--- What the task asks ---
Locate each line with the string "this" in the listing below and copy it.

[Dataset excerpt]
====
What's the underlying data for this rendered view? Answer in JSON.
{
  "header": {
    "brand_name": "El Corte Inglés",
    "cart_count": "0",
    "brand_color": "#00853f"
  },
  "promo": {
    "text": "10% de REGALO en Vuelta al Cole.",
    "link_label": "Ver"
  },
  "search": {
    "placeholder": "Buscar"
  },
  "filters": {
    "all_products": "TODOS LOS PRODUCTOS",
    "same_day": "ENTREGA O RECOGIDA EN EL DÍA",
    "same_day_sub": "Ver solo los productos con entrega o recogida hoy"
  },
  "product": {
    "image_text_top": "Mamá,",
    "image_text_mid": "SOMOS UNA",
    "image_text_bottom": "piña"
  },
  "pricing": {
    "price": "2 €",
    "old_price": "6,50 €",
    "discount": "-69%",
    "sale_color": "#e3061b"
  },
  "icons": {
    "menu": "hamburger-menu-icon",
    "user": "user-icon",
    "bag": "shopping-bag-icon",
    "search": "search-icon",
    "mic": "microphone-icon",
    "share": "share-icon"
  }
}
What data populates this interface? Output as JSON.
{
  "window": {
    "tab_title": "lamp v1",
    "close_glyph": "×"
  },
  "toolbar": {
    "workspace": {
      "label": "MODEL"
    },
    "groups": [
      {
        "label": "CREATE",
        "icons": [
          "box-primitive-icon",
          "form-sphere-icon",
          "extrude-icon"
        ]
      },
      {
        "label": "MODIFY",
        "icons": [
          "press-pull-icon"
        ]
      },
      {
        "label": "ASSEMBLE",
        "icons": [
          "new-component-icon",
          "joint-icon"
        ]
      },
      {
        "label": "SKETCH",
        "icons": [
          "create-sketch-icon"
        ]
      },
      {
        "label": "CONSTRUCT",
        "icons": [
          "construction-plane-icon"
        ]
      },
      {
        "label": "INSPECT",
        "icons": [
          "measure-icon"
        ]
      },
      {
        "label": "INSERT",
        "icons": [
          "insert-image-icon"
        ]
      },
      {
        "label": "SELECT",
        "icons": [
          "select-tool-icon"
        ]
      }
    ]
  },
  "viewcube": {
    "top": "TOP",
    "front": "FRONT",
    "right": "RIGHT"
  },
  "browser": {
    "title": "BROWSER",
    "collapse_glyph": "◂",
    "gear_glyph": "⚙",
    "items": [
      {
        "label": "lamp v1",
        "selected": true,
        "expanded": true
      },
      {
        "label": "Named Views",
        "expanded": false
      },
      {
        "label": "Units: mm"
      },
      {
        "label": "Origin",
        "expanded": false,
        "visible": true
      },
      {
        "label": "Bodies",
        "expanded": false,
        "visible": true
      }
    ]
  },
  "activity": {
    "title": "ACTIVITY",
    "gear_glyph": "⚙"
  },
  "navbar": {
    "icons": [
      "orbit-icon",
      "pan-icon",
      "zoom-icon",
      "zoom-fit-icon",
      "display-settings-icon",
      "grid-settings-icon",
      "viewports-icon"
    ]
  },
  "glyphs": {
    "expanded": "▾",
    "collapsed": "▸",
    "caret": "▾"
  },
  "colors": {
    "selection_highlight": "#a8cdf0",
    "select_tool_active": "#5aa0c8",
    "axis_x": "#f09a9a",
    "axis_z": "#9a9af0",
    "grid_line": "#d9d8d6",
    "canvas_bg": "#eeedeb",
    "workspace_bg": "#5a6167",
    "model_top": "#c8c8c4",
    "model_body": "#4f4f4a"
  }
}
====
--- Full answer ---
What's the underlying data for this rendered view? Answer in JSON.
What data populates this interface? Output as JSON.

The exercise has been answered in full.